Task details –
Print out every line, exactly as written.

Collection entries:
☆ ☆ ☆ ☆ ☆

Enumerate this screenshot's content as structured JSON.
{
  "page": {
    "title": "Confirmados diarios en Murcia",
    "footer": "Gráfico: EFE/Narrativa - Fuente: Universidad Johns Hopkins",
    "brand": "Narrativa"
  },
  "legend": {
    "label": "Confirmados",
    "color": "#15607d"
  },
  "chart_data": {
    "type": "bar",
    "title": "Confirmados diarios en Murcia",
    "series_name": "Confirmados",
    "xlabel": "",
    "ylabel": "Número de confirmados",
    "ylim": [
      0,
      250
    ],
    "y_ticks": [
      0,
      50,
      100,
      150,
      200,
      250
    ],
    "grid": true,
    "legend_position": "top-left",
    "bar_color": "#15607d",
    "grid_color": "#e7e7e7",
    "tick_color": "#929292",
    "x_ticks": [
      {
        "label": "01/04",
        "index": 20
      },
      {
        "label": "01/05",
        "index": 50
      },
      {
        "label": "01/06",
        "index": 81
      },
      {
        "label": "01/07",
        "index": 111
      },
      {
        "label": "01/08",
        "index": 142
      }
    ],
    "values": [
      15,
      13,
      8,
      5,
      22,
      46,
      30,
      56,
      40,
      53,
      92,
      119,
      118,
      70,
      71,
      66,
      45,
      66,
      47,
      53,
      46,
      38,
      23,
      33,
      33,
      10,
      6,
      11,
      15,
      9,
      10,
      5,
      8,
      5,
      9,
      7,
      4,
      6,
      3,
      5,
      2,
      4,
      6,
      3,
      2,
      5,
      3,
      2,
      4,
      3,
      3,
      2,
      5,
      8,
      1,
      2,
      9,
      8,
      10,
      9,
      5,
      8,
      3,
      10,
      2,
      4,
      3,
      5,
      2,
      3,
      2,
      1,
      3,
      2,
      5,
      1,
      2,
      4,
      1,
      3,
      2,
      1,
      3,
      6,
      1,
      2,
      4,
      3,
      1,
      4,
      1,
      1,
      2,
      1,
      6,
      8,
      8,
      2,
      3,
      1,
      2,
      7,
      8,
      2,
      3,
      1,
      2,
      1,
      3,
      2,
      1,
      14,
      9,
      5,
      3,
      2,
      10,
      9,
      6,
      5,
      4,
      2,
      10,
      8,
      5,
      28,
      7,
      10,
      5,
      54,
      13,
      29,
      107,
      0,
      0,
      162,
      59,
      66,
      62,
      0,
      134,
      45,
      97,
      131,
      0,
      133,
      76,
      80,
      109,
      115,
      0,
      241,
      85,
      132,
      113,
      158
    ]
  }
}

☆ ☆ ☆ ☆ ☆

Complete response –
Enumerate this screenshot's content as structured JSON.
{
  "page": {
    "title": "Confirmados diarios en Murcia",
    "footer": "Gráfico: EFE/Narrativa - Fuente: Universidad Johns Hopkins",
    "brand": "Narrativa"
  },
  "legend": {
    "label": "Confirmados",
    "color": "#15607d"
  },
  "chart_data": {
    "type": "bar",
    "title": "Confirmados diarios en Murcia",
    "series_name": "Confirmados",
    "xlabel": "",
    "ylabel": "Número de confirmados",
    "ylim": [
      0,
      250
    ],
    "y_ticks": [
      0,
      50,
      100,
      150,
      200,
      250
    ],
    "grid": true,
    "legend_position": "top-left",
    "bar_color": "#15607d",
    "grid_color": "#e7e7e7",
    "tick_color": "#929292",
    "x_ticks": [
      {
        "label": "01/04",
        "index": 20
      },
      {
        "label": "01/05",
        "index": 50
      },
      {
        "label": "01/06",
        "index": 81
      },
      {
        "label": "01/07",
        "index": 111
      },
      {
        "label": "01/08",
        "index": 142
      }
    ],
    "values": [
      15,
      13,
      8,
      5,
      22,
      46,
      30,
      56,
      40,
      53,
      92,
      119,
      118,
      70,
      71,
      66,
      45,
      66,
      47,
      53,
      46,
      38,
      23,
      33,
      33,
      10,
      6,
      11,
      15,
      9,
      10,
      5,
      8,
      5,
      9,
      7,
      4,
      6,
      3,
      5,
      2,
      4,
      6,
      3,
      2,
      5,
      3,
      2,
      4,
      3,
      3,
      2,
      5,
      8,
      1,
      2,
      9,
      8,
      10,
      9,
      5,
      8,
      3,
      10,
      2,
      4,
      3,
      5,
      2,
      3,
      2,
      1,
      3,
      2,
      5,
      1,
      2,
      4,
      1,
      3,
      2,
      1,
      3,
      6,
      1,
      2,
      4,
      3,
      1,
      4,
      1,
      1,
      2,
      1,
      6,
      8,
      8,
      2,
      3,
      1,
      2,
      7,
      8,
      2,
      3,
      1,
      2,
      1,
      3,
      2,
      1,
      14,
      9,
      5,
      3,
      2,
      10,
      9,
      6,
      5,
      4,
      2,
      10,
      8,
      5,
      28,
      7,
      10,
      5,
      54,
      13,
      29,
      107,
      0,
      0,
      162,
      59,
      66,
      62,
      0,
      134,
      45,
      97,
      131,
      0,
      133,
      76,
      80,
      109,
      115,
      0,
      241,
      85,
      132,
      113,
      158
    ]
  }
}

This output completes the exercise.